Exercise aim: Reproduce every line in the listing that contains the word "Female".

---+---

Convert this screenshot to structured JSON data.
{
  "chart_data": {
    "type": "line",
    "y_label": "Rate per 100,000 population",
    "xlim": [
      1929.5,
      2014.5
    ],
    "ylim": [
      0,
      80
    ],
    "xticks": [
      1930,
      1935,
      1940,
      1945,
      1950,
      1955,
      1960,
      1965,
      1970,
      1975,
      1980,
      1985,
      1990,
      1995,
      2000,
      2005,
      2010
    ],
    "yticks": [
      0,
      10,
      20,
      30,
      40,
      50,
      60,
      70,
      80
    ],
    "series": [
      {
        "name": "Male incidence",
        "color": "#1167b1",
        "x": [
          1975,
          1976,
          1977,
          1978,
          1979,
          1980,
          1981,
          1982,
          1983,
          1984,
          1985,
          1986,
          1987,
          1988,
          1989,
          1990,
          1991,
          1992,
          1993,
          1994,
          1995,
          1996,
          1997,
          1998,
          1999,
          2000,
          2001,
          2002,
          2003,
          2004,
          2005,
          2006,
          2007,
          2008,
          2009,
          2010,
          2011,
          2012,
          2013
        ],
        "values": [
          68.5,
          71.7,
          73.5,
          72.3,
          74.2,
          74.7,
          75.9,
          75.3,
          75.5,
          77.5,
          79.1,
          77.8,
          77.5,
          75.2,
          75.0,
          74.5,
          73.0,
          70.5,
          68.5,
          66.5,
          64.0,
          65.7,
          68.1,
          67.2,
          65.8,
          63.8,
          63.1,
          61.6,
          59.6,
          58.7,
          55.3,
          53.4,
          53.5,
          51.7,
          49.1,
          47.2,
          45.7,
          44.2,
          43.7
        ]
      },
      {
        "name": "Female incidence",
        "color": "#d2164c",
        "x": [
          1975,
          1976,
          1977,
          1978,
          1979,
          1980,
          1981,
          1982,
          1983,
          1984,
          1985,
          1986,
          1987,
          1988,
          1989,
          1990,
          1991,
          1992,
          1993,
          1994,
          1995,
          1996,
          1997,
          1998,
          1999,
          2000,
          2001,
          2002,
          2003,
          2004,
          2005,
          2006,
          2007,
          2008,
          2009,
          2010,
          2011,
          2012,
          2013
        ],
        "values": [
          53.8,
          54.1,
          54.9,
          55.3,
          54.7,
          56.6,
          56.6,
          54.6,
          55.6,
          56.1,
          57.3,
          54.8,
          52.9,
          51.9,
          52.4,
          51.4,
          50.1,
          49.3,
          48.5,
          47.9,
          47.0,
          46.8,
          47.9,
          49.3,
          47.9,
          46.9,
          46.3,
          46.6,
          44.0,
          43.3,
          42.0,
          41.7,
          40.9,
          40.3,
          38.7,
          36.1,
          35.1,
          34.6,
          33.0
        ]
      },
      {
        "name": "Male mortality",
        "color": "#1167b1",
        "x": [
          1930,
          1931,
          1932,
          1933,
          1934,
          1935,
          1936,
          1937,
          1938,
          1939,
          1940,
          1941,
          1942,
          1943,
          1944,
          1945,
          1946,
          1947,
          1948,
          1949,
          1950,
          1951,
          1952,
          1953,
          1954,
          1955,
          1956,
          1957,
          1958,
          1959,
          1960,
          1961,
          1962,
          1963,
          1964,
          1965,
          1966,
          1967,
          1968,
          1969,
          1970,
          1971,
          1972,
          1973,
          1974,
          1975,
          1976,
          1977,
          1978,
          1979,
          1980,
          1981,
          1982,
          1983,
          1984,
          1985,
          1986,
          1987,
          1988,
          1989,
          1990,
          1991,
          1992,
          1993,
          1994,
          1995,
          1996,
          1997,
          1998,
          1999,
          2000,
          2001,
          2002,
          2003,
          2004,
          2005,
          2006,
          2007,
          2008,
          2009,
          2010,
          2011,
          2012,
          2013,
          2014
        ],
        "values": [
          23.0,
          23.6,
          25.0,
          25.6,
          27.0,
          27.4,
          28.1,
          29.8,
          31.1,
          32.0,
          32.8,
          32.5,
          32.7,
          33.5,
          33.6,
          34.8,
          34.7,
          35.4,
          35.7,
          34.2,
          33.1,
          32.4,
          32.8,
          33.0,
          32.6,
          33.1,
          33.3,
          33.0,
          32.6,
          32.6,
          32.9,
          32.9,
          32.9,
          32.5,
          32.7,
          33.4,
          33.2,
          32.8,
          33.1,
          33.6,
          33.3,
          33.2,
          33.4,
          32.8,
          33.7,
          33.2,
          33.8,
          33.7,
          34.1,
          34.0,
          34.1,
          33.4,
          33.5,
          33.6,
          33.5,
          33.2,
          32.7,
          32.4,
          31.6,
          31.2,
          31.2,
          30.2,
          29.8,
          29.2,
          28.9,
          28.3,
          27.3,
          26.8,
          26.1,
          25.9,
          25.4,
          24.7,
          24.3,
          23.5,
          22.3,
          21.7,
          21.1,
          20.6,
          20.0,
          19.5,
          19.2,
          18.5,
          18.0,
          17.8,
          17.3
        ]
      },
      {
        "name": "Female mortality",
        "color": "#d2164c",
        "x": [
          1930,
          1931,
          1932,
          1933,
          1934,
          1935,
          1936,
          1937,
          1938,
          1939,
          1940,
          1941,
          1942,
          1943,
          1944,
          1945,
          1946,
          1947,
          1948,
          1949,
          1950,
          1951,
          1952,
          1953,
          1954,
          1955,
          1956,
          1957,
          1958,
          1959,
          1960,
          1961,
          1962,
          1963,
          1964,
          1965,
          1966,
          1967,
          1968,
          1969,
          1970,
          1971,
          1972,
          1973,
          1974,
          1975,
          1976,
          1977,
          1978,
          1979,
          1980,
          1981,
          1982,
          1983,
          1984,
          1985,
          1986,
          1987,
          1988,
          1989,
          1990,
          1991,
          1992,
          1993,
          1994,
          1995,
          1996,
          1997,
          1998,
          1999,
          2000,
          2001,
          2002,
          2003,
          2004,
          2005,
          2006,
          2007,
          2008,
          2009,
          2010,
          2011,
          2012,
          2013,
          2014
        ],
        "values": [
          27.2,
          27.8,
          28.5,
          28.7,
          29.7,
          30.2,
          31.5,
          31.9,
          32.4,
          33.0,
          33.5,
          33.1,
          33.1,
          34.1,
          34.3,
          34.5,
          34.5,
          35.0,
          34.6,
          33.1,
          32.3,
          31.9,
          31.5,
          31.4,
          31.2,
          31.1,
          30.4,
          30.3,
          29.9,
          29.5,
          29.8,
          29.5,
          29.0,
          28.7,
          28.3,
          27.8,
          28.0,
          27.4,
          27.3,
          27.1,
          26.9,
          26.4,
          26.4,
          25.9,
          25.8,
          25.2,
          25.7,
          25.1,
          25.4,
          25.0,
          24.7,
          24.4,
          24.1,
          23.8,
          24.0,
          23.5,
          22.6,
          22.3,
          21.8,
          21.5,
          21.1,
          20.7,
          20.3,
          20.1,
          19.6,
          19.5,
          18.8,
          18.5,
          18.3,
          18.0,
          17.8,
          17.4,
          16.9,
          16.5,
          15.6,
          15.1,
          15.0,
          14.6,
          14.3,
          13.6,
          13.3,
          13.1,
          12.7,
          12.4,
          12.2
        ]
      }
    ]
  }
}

---+---

Final answer:
        "name": "Female incidence",
        "name": "Female mortality",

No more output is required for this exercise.